(Figure record listings)
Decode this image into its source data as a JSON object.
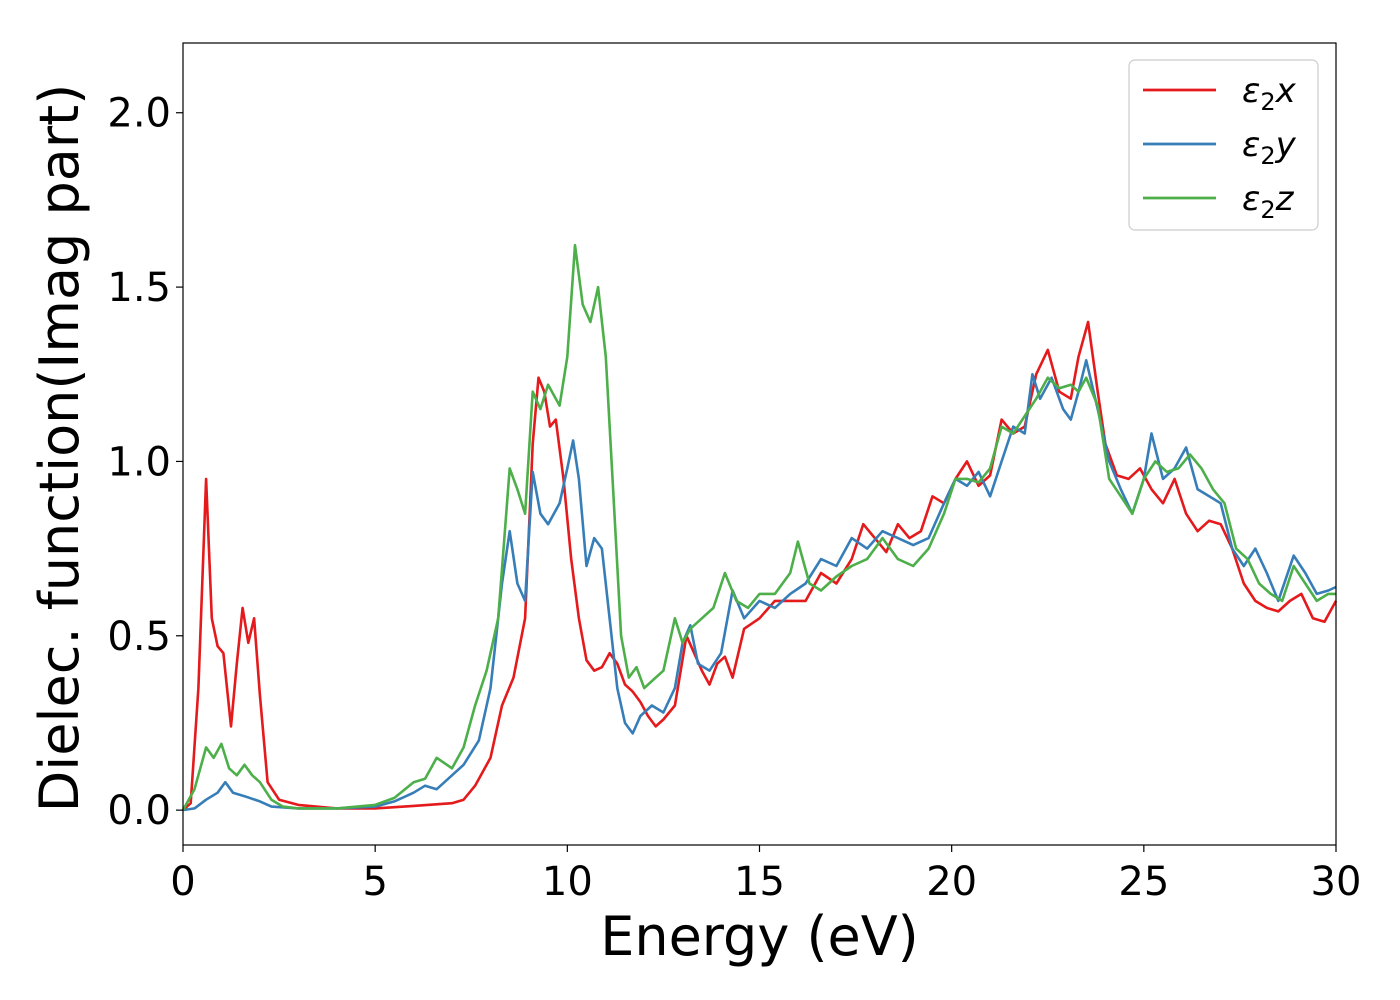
{
  "chart_data": {
    "type": "line",
    "title": "",
    "xlabel": "Energy (eV)",
    "ylabel": "Dielec. function(Imag part)",
    "xlim": [
      0,
      30
    ],
    "ylim": [
      -0.1,
      2.2
    ],
    "x_ticks": [
      0,
      5,
      10,
      15,
      20,
      25,
      30
    ],
    "x_tick_labels": [
      "0",
      "5",
      "10",
      "15",
      "20",
      "25",
      "30"
    ],
    "y_ticks": [
      0.0,
      0.5,
      1.0,
      1.5,
      2.0
    ],
    "y_tick_labels": [
      "0.0",
      "0.5",
      "1.0",
      "1.5",
      "2.0"
    ],
    "grid": false,
    "legend_position": "top-right",
    "series": [
      {
        "name": "ε₂x",
        "legend_base": "ε",
        "legend_sub": "2",
        "legend_tail": "x",
        "color": "#e41a1c",
        "points": [
          [
            0,
            0
          ],
          [
            0.2,
            0.02
          ],
          [
            0.4,
            0.35
          ],
          [
            0.6,
            0.95
          ],
          [
            0.75,
            0.55
          ],
          [
            0.9,
            0.47
          ],
          [
            1.05,
            0.45
          ],
          [
            1.25,
            0.24
          ],
          [
            1.4,
            0.42
          ],
          [
            1.55,
            0.58
          ],
          [
            1.7,
            0.48
          ],
          [
            1.85,
            0.55
          ],
          [
            2.0,
            0.33
          ],
          [
            2.2,
            0.08
          ],
          [
            2.5,
            0.03
          ],
          [
            3.0,
            0.015
          ],
          [
            4.0,
            0.005
          ],
          [
            5.0,
            0.005
          ],
          [
            6.0,
            0.012
          ],
          [
            7.0,
            0.02
          ],
          [
            7.3,
            0.03
          ],
          [
            7.6,
            0.07
          ],
          [
            8.0,
            0.15
          ],
          [
            8.3,
            0.3
          ],
          [
            8.6,
            0.38
          ],
          [
            8.9,
            0.55
          ],
          [
            9.1,
            1.05
          ],
          [
            9.25,
            1.24
          ],
          [
            9.4,
            1.2
          ],
          [
            9.55,
            1.1
          ],
          [
            9.7,
            1.12
          ],
          [
            9.9,
            0.95
          ],
          [
            10.1,
            0.72
          ],
          [
            10.3,
            0.55
          ],
          [
            10.5,
            0.43
          ],
          [
            10.7,
            0.4
          ],
          [
            10.9,
            0.41
          ],
          [
            11.1,
            0.45
          ],
          [
            11.3,
            0.42
          ],
          [
            11.5,
            0.36
          ],
          [
            11.7,
            0.34
          ],
          [
            11.9,
            0.31
          ],
          [
            12.1,
            0.27
          ],
          [
            12.3,
            0.24
          ],
          [
            12.5,
            0.26
          ],
          [
            12.8,
            0.3
          ],
          [
            13.1,
            0.5
          ],
          [
            13.3,
            0.45
          ],
          [
            13.5,
            0.4
          ],
          [
            13.7,
            0.36
          ],
          [
            13.9,
            0.42
          ],
          [
            14.1,
            0.44
          ],
          [
            14.3,
            0.38
          ],
          [
            14.6,
            0.52
          ],
          [
            15.0,
            0.55
          ],
          [
            15.4,
            0.6
          ],
          [
            15.8,
            0.6
          ],
          [
            16.2,
            0.6
          ],
          [
            16.6,
            0.68
          ],
          [
            17.0,
            0.65
          ],
          [
            17.4,
            0.72
          ],
          [
            17.7,
            0.82
          ],
          [
            18.0,
            0.78
          ],
          [
            18.3,
            0.74
          ],
          [
            18.6,
            0.82
          ],
          [
            18.9,
            0.78
          ],
          [
            19.2,
            0.8
          ],
          [
            19.5,
            0.9
          ],
          [
            19.8,
            0.88
          ],
          [
            20.1,
            0.95
          ],
          [
            20.4,
            1.0
          ],
          [
            20.7,
            0.93
          ],
          [
            21.0,
            0.96
          ],
          [
            21.3,
            1.12
          ],
          [
            21.6,
            1.08
          ],
          [
            21.9,
            1.1
          ],
          [
            22.2,
            1.25
          ],
          [
            22.5,
            1.32
          ],
          [
            22.8,
            1.2
          ],
          [
            23.1,
            1.18
          ],
          [
            23.3,
            1.3
          ],
          [
            23.55,
            1.4
          ],
          [
            23.8,
            1.2
          ],
          [
            24.0,
            1.05
          ],
          [
            24.3,
            0.96
          ],
          [
            24.6,
            0.95
          ],
          [
            24.9,
            0.98
          ],
          [
            25.2,
            0.92
          ],
          [
            25.5,
            0.88
          ],
          [
            25.8,
            0.95
          ],
          [
            26.1,
            0.85
          ],
          [
            26.4,
            0.8
          ],
          [
            26.7,
            0.83
          ],
          [
            27.0,
            0.82
          ],
          [
            27.3,
            0.75
          ],
          [
            27.6,
            0.65
          ],
          [
            27.9,
            0.6
          ],
          [
            28.2,
            0.58
          ],
          [
            28.5,
            0.57
          ],
          [
            28.8,
            0.6
          ],
          [
            29.1,
            0.62
          ],
          [
            29.4,
            0.55
          ],
          [
            29.7,
            0.54
          ],
          [
            30.0,
            0.6
          ]
        ]
      },
      {
        "name": "ε₂y",
        "legend_base": "ε",
        "legend_sub": "2",
        "legend_tail": "y",
        "color": "#377eb8",
        "points": [
          [
            0,
            0
          ],
          [
            0.3,
            0.005
          ],
          [
            0.6,
            0.03
          ],
          [
            0.9,
            0.05
          ],
          [
            1.1,
            0.08
          ],
          [
            1.3,
            0.05
          ],
          [
            1.6,
            0.04
          ],
          [
            2.0,
            0.025
          ],
          [
            2.3,
            0.01
          ],
          [
            3.0,
            0.005
          ],
          [
            4.0,
            0.005
          ],
          [
            5.0,
            0.01
          ],
          [
            5.5,
            0.025
          ],
          [
            6.0,
            0.05
          ],
          [
            6.3,
            0.07
          ],
          [
            6.6,
            0.06
          ],
          [
            7.0,
            0.1
          ],
          [
            7.3,
            0.13
          ],
          [
            7.7,
            0.2
          ],
          [
            8.0,
            0.35
          ],
          [
            8.3,
            0.65
          ],
          [
            8.5,
            0.8
          ],
          [
            8.7,
            0.65
          ],
          [
            8.9,
            0.6
          ],
          [
            9.1,
            0.97
          ],
          [
            9.3,
            0.85
          ],
          [
            9.5,
            0.82
          ],
          [
            9.8,
            0.88
          ],
          [
            10.0,
            0.98
          ],
          [
            10.15,
            1.06
          ],
          [
            10.3,
            0.95
          ],
          [
            10.5,
            0.7
          ],
          [
            10.7,
            0.78
          ],
          [
            10.9,
            0.75
          ],
          [
            11.1,
            0.55
          ],
          [
            11.3,
            0.35
          ],
          [
            11.5,
            0.25
          ],
          [
            11.7,
            0.22
          ],
          [
            11.9,
            0.27
          ],
          [
            12.2,
            0.3
          ],
          [
            12.5,
            0.28
          ],
          [
            12.8,
            0.35
          ],
          [
            13.0,
            0.48
          ],
          [
            13.2,
            0.53
          ],
          [
            13.4,
            0.42
          ],
          [
            13.7,
            0.4
          ],
          [
            14.0,
            0.45
          ],
          [
            14.3,
            0.63
          ],
          [
            14.6,
            0.55
          ],
          [
            15.0,
            0.6
          ],
          [
            15.4,
            0.58
          ],
          [
            15.8,
            0.62
          ],
          [
            16.2,
            0.65
          ],
          [
            16.6,
            0.72
          ],
          [
            17.0,
            0.7
          ],
          [
            17.4,
            0.78
          ],
          [
            17.8,
            0.75
          ],
          [
            18.2,
            0.8
          ],
          [
            18.6,
            0.78
          ],
          [
            19.0,
            0.76
          ],
          [
            19.4,
            0.78
          ],
          [
            19.8,
            0.88
          ],
          [
            20.1,
            0.95
          ],
          [
            20.4,
            0.93
          ],
          [
            20.7,
            0.97
          ],
          [
            21.0,
            0.9
          ],
          [
            21.3,
            1.0
          ],
          [
            21.6,
            1.1
          ],
          [
            21.9,
            1.08
          ],
          [
            22.1,
            1.25
          ],
          [
            22.3,
            1.18
          ],
          [
            22.6,
            1.24
          ],
          [
            22.9,
            1.15
          ],
          [
            23.1,
            1.12
          ],
          [
            23.3,
            1.2
          ],
          [
            23.5,
            1.29
          ],
          [
            23.8,
            1.15
          ],
          [
            24.1,
            1.0
          ],
          [
            24.4,
            0.92
          ],
          [
            24.7,
            0.85
          ],
          [
            25.0,
            0.95
          ],
          [
            25.2,
            1.08
          ],
          [
            25.5,
            0.95
          ],
          [
            25.8,
            0.98
          ],
          [
            26.1,
            1.04
          ],
          [
            26.4,
            0.92
          ],
          [
            26.7,
            0.9
          ],
          [
            27.0,
            0.88
          ],
          [
            27.3,
            0.75
          ],
          [
            27.6,
            0.7
          ],
          [
            27.9,
            0.75
          ],
          [
            28.2,
            0.68
          ],
          [
            28.5,
            0.6
          ],
          [
            28.9,
            0.73
          ],
          [
            29.2,
            0.68
          ],
          [
            29.5,
            0.62
          ],
          [
            29.8,
            0.63
          ],
          [
            30.0,
            0.64
          ]
        ]
      },
      {
        "name": "ε₂z",
        "legend_base": "ε",
        "legend_sub": "2",
        "legend_tail": "z",
        "color": "#4daf4a",
        "points": [
          [
            0,
            0
          ],
          [
            0.3,
            0.06
          ],
          [
            0.6,
            0.18
          ],
          [
            0.8,
            0.15
          ],
          [
            1.0,
            0.19
          ],
          [
            1.2,
            0.12
          ],
          [
            1.4,
            0.1
          ],
          [
            1.6,
            0.13
          ],
          [
            1.8,
            0.1
          ],
          [
            2.0,
            0.08
          ],
          [
            2.3,
            0.03
          ],
          [
            2.6,
            0.01
          ],
          [
            3.0,
            0.005
          ],
          [
            4.0,
            0.005
          ],
          [
            5.0,
            0.015
          ],
          [
            5.5,
            0.035
          ],
          [
            6.0,
            0.08
          ],
          [
            6.3,
            0.09
          ],
          [
            6.6,
            0.15
          ],
          [
            7.0,
            0.12
          ],
          [
            7.3,
            0.18
          ],
          [
            7.6,
            0.3
          ],
          [
            7.9,
            0.4
          ],
          [
            8.2,
            0.55
          ],
          [
            8.5,
            0.98
          ],
          [
            8.7,
            0.92
          ],
          [
            8.9,
            0.85
          ],
          [
            9.1,
            1.2
          ],
          [
            9.3,
            1.15
          ],
          [
            9.5,
            1.22
          ],
          [
            9.8,
            1.16
          ],
          [
            10.0,
            1.3
          ],
          [
            10.2,
            1.62
          ],
          [
            10.4,
            1.45
          ],
          [
            10.6,
            1.4
          ],
          [
            10.8,
            1.5
          ],
          [
            11.0,
            1.3
          ],
          [
            11.2,
            0.9
          ],
          [
            11.4,
            0.5
          ],
          [
            11.6,
            0.38
          ],
          [
            11.8,
            0.41
          ],
          [
            12.0,
            0.35
          ],
          [
            12.3,
            0.38
          ],
          [
            12.5,
            0.4
          ],
          [
            12.8,
            0.55
          ],
          [
            13.0,
            0.48
          ],
          [
            13.2,
            0.52
          ],
          [
            13.5,
            0.55
          ],
          [
            13.8,
            0.58
          ],
          [
            14.1,
            0.68
          ],
          [
            14.4,
            0.6
          ],
          [
            14.7,
            0.58
          ],
          [
            15.0,
            0.62
          ],
          [
            15.4,
            0.62
          ],
          [
            15.8,
            0.68
          ],
          [
            16.0,
            0.77
          ],
          [
            16.3,
            0.65
          ],
          [
            16.6,
            0.63
          ],
          [
            17.0,
            0.67
          ],
          [
            17.4,
            0.7
          ],
          [
            17.8,
            0.72
          ],
          [
            18.2,
            0.78
          ],
          [
            18.6,
            0.72
          ],
          [
            19.0,
            0.7
          ],
          [
            19.4,
            0.75
          ],
          [
            19.8,
            0.85
          ],
          [
            20.1,
            0.95
          ],
          [
            20.4,
            0.95
          ],
          [
            20.7,
            0.94
          ],
          [
            21.0,
            0.98
          ],
          [
            21.3,
            1.1
          ],
          [
            21.6,
            1.08
          ],
          [
            21.9,
            1.13
          ],
          [
            22.2,
            1.18
          ],
          [
            22.5,
            1.24
          ],
          [
            22.8,
            1.21
          ],
          [
            23.1,
            1.22
          ],
          [
            23.3,
            1.2
          ],
          [
            23.5,
            1.24
          ],
          [
            23.8,
            1.16
          ],
          [
            24.1,
            0.95
          ],
          [
            24.4,
            0.9
          ],
          [
            24.7,
            0.85
          ],
          [
            25.0,
            0.95
          ],
          [
            25.3,
            1.0
          ],
          [
            25.6,
            0.97
          ],
          [
            25.9,
            0.98
          ],
          [
            26.2,
            1.02
          ],
          [
            26.5,
            0.98
          ],
          [
            26.8,
            0.92
          ],
          [
            27.1,
            0.88
          ],
          [
            27.4,
            0.75
          ],
          [
            27.7,
            0.72
          ],
          [
            28.0,
            0.65
          ],
          [
            28.3,
            0.62
          ],
          [
            28.6,
            0.6
          ],
          [
            28.9,
            0.7
          ],
          [
            29.2,
            0.65
          ],
          [
            29.5,
            0.6
          ],
          [
            29.8,
            0.62
          ],
          [
            30.0,
            0.62
          ]
        ]
      }
    ]
  }
}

| Task directions |
In the records above, how many lines include "color"? Give that number and nothing more.

| Result of this task |
3